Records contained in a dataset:
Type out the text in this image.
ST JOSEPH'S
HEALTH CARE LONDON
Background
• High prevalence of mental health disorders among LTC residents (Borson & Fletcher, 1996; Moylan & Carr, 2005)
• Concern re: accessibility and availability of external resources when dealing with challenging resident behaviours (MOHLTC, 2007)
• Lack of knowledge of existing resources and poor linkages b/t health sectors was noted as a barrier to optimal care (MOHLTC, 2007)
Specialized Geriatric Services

INSTRUCTION: Every record above must be duplicated exactly.

WRITTEN REPLY:
Type out the text in this image.
ST JOSEPH'S
HEALTH CARE LONDON
Background
• High prevalence of mental health disorders among LTC residents (Borson & Fletcher, 1996; Moylan & Carr, 2005)
• Concern re: accessibility and availability of external resources when dealing with challenging resident behaviours (MOHLTC, 2007)
• Lack of knowledge of existing resources and poor linkages b/t health sectors was noted as a barrier to optimal care (MOHLTC, 2007)
Specialized Geriatric Services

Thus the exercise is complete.